(Dataset records of document pages)
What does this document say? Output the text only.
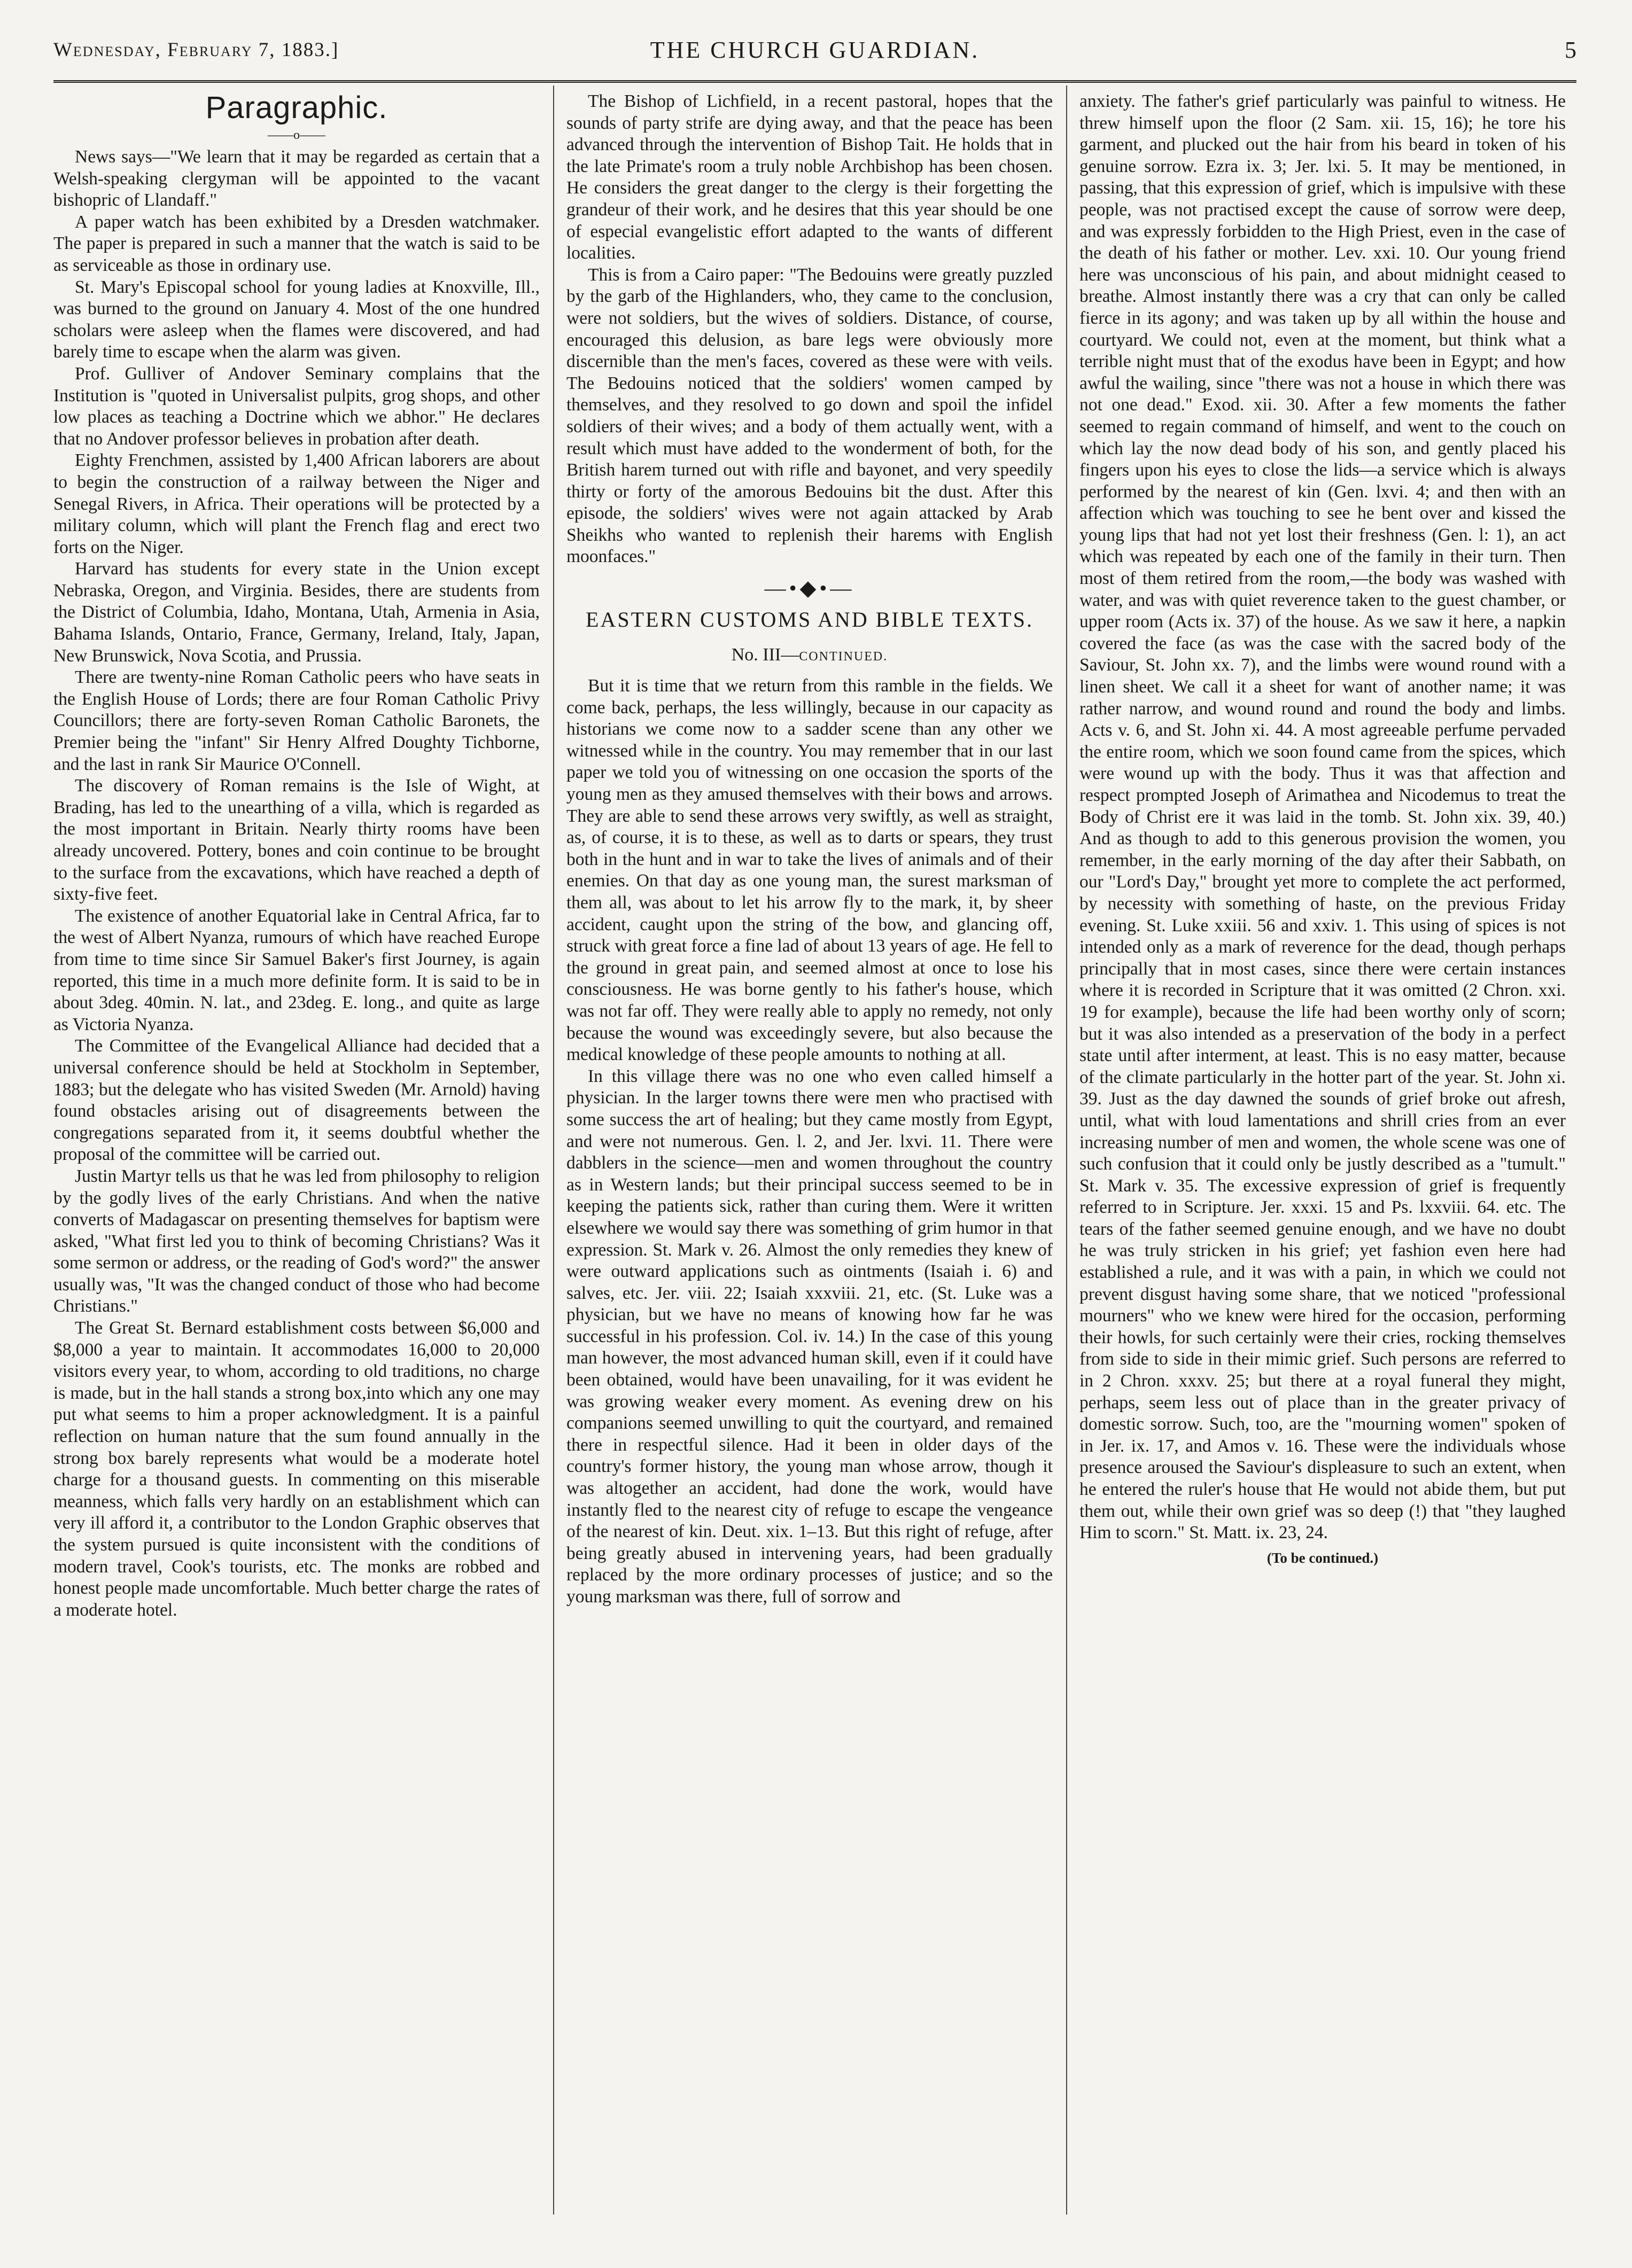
Wednesday, February 7, 1883.]	THE CHURCH GUARDIAN.	5
Paragraphic.
——o——

News says—"We learn that it may be regarded as certain that a Welsh-speaking clergyman will be appointed to the vacant bishopric of Llandaff."

A paper watch has been exhibited by a Dresden watchmaker. The paper is prepared in such a manner that the watch is said to be as serviceable as those in ordinary use.

St. Mary's Episcopal school for young ladies at Knoxville, Ill., was burned to the ground on January 4. Most of the one hundred scholars were asleep when the flames were discovered, and had barely time to escape when the alarm was given.

Prof. Gulliver of Andover Seminary complains that the Institution is "quoted in Universalist pulpits, grog shops, and other low places as teaching a Doctrine which we abhor." He declares that no Andover professor believes in probation after death.

Eighty Frenchmen, assisted by 1,400 African laborers are about to begin the construction of a railway between the Niger and Senegal Rivers, in Africa. Their operations will be protected by a military column, which will plant the French flag and erect two forts on the Niger.

Harvard has students for every state in the Union except Nebraska, Oregon, and Virginia. Besides, there are students from the District of Columbia, Idaho, Montana, Utah, Armenia in Asia, Bahama Islands, Ontario, France, Germany, Ireland, Italy, Japan, New Brunswick, Nova Scotia, and Prussia.

There are twenty-nine Roman Catholic peers who have seats in the English House of Lords; there are four Roman Catholic Privy Councillors; there are forty-seven Roman Catholic Baronets, the Premier being the "infant" Sir Henry Alfred Doughty Tichborne, and the last in rank Sir Maurice O'Connell.

The discovery of Roman remains is the Isle of Wight, at Brading, has led to the unearthing of a villa, which is regarded as the most important in Britain. Nearly thirty rooms have been already uncovered. Pottery, bones and coin continue to be brought to the surface from the excavations, which have reached a depth of sixty-five feet.

The existence of another Equatorial lake in Central Africa, far to the west of Albert Nyanza, rumours of which have reached Europe from time to time since Sir Samuel Baker's first Journey, is again reported, this time in a much more definite form. It is said to be in about 3deg. 40min. N. lat., and 23deg. E. long., and quite as large as Victoria Nyanza.

The Committee of the Evangelical Alliance had decided that a universal conference should be held at Stockholm in September, 1883; but the delegate who has visited Sweden (Mr. Arnold) having found obstacles arising out of disagreements between the congregations separated from it, it seems doubtful whether the proposal of the committee will be carried out.

Justin Martyr tells us that he was led from philosophy to religion by the godly lives of the early Christians. And when the native converts of Madagascar on presenting themselves for baptism were asked, "What first led you to think of becoming Christians? Was it some sermon or address, or the reading of God's word?" the answer usually was, "It was the changed conduct of those who had become Christians."

The Great St. Bernard establishment costs between $6,000 and $8,000 a year to maintain. It accommodates 16,000 to 20,000 visitors every year, to whom, according to old traditions, no charge is made, but in the hall stands a strong box,into which any one may put what seems to him a proper acknowledgment. It is a painful reflection on human nature that the sum found annually in the strong box barely represents what would be a moderate hotel charge for a thousand guests. In commenting on this miserable meanness, which falls very hardly on an establishment which can very ill afford it, a contributor to the London Graphic observes that the system pursued is quite inconsistent with the conditions of modern travel, Cook's tourists, etc. The monks are robbed and honest people made uncomfortable. Much better charge the rates of a moderate hotel.

The Bishop of Lichfield, in a recent pastoral, hopes that the sounds of party strife are dying away, and that the peace has been advanced through the intervention of Bishop Tait. He holds that in the late Primate's room a truly noble Archbishop has been chosen. He considers the great danger to the clergy is their forgetting the grandeur of their work, and he desires that this year should be one of especial evangelistic effort adapted to the wants of different localities.

This is from a Cairo paper: "The Bedouins were greatly puzzled by the garb of the Highlanders, who, they came to the conclusion, were not soldiers, but the wives of soldiers. Distance, of course, encouraged this delusion, as bare legs were obviously more discernible than the men's faces, covered as these were with veils. The Bedouins noticed that the soldiers' women camped by themselves, and they resolved to go down and spoil the infidel soldiers of their wives; and a body of them actually went, with a result which must have added to the wonderment of both, for the British harem turned out with rifle and bayonet, and very speedily thirty or forty of the amorous Bedouins bit the dust. After this episode, the soldiers' wives were not again attacked by Arab Sheikhs who wanted to replenish their harems with English moonfaces."

—•◆•—
EASTERN CUSTOMS AND BIBLE TEXTS.
No. III—CONTINUED.

But it is time that we return from this ramble in the fields. We come back, perhaps, the less willingly, because in our capacity as historians we come now to a sadder scene than any other we witnessed while in the country. You may remember that in our last paper we told you of witnessing on one occasion the sports of the young men as they amused themselves with their bows and arrows. They are able to send these arrows very swiftly, as well as straight, as, of course, it is to these, as well as to darts or spears, they trust both in the hunt and in war to take the lives of animals and of their enemies. On that day as one young man, the surest marksman of them all, was about to let his arrow fly to the mark, it, by sheer accident, caught upon the string of the bow, and glancing off, struck with great force a fine lad of about 13 years of age. He fell to the ground in great pain, and seemed almost at once to lose his consciousness. He was borne gently to his father's house, which was not far off. They were really able to apply no remedy, not only because the wound was exceedingly severe, but also because the medical knowledge of these people amounts to nothing at all.

In this village there was no one who even called himself a physician. In the larger towns there were men who practised with some success the art of healing; but they came mostly from Egypt, and were not numerous. Gen. l. 2, and Jer. lxvi. 11. There were dabblers in the science—men and women throughout the country as in Western lands; but their principal success seemed to be in keeping the patients sick, rather than curing them. Were it written elsewhere we would say there was something of grim humor in that expression. St. Mark v. 26. Almost the only remedies they knew of were outward applications such as ointments (Isaiah i. 6) and salves, etc. Jer. viii. 22; Isaiah xxxviii. 21, etc. (St. Luke was a physician, but we have no means of knowing how far he was successful in his profession. Col. iv. 14.) In the case of this young man however, the most advanced human skill, even if it could have been obtained, would have been unavailing, for it was evident he was growing weaker every moment. As evening drew on his companions seemed unwilling to quit the courtyard, and remained there in respectful silence. Had it been in older days of the country's former history, the young man whose arrow, though it was altogether an accident, had done the work, would have instantly fled to the nearest city of refuge to escape the vengeance of the nearest of kin. Deut. xix. 1–13. But this right of refuge, after being greatly abused in intervening years, had been gradually replaced by the more ordinary processes of justice; and so the young marksman was there, full of sorrow and

anxiety. The father's grief particularly was painful to witness. He threw himself upon the floor (2 Sam. xii. 15, 16); he tore his garment, and plucked out the hair from his beard in token of his genuine sorrow. Ezra ix. 3; Jer. lxi. 5. It may be mentioned, in passing, that this expression of grief, which is impulsive with these people, was not practised except the cause of sorrow were deep, and was expressly forbidden to the High Priest, even in the case of the death of his father or mother. Lev. xxi. 10. Our young friend here was unconscious of his pain, and about midnight ceased to breathe. Almost instantly there was a cry that can only be called fierce in its agony; and was taken up by all within the house and courtyard. We could not, even at the moment, but think what a terrible night must that of the exodus have been in Egypt; and how awful the wailing, since "there was not a house in which there was not one dead." Exod. xii. 30. After a few moments the father seemed to regain command of himself, and went to the couch on which lay the now dead body of his son, and gently placed his fingers upon his eyes to close the lids—a service which is always performed by the nearest of kin (Gen. lxvi. 4; and then with an affection which was touching to see he bent over and kissed the young lips that had not yet lost their freshness (Gen. l: 1), an act which was repeated by each one of the family in their turn. Then most of them retired from the room,—the body was washed with water, and was with quiet reverence taken to the guest chamber, or upper room (Acts ix. 37) of the house. As we saw it here, a napkin covered the face (as was the case with the sacred body of the Saviour, St. John xx. 7), and the limbs were wound round with a linen sheet. We call it a sheet for want of another name; it was rather narrow, and wound round and round the body and limbs. Acts v. 6, and St. John xi. 44. A most agreeable perfume pervaded the entire room, which we soon found came from the spices, which were wound up with the body. Thus it was that affection and respect prompted Joseph of Arimathea and Nicodemus to treat the Body of Christ ere it was laid in the tomb. St. John xix. 39, 40.) And as though to add to this generous provision the women, you remember, in the early morning of the day after their Sabbath, on our "Lord's Day," brought yet more to complete the act performed, by necessity with something of haste, on the previous Friday evening. St. Luke xxiii. 56 and xxiv. 1. This using of spices is not intended only as a mark of reverence for the dead, though perhaps principally that in most cases, since there were certain instances where it is recorded in Scripture that it was omitted (2 Chron. xxi. 19 for example), because the life had been worthy only of scorn; but it was also intended as a preservation of the body in a perfect state until after interment, at least. This is no easy matter, because of the climate particularly in the hotter part of the year. St. John xi. 39. Just as the day dawned the sounds of grief broke out afresh, until, what with loud lamentations and shrill cries from an ever increasing number of men and women, the whole scene was one of such confusion that it could only be justly described as a "tumult." St. Mark v. 35. The excessive expression of grief is frequently referred to in Scripture. Jer. xxxi. 15 and Ps. lxxviii. 64. etc. The tears of the father seemed genuine enough, and we have no doubt he was truly stricken in his grief; yet fashion even here had established a rule, and it was with a pain, in which we could not prevent disgust having some share, that we noticed "professional mourners" who we knew were hired for the occasion, performing their howls, for such certainly were their cries, rocking themselves from side to side in their mimic grief. Such persons are referred to in 2 Chron. xxxv. 25; but there at a royal funeral they might, perhaps, seem less out of place than in the greater privacy of domestic sorrow. Such, too, are the "mourning women" spoken of in Jer. ix. 17, and Amos v. 16. These were the individuals whose presence aroused the Saviour's displeasure to such an extent, when he entered the ruler's house that He would not abide them, but put them out, while their own grief was so deep (!) that "they laughed Him to scorn." St. Matt. ix. 23, 24.

(To be continued.)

• [Problem details]
Across the data above, how many lines include the word "between"? Give only the count.

• [Final answer]
3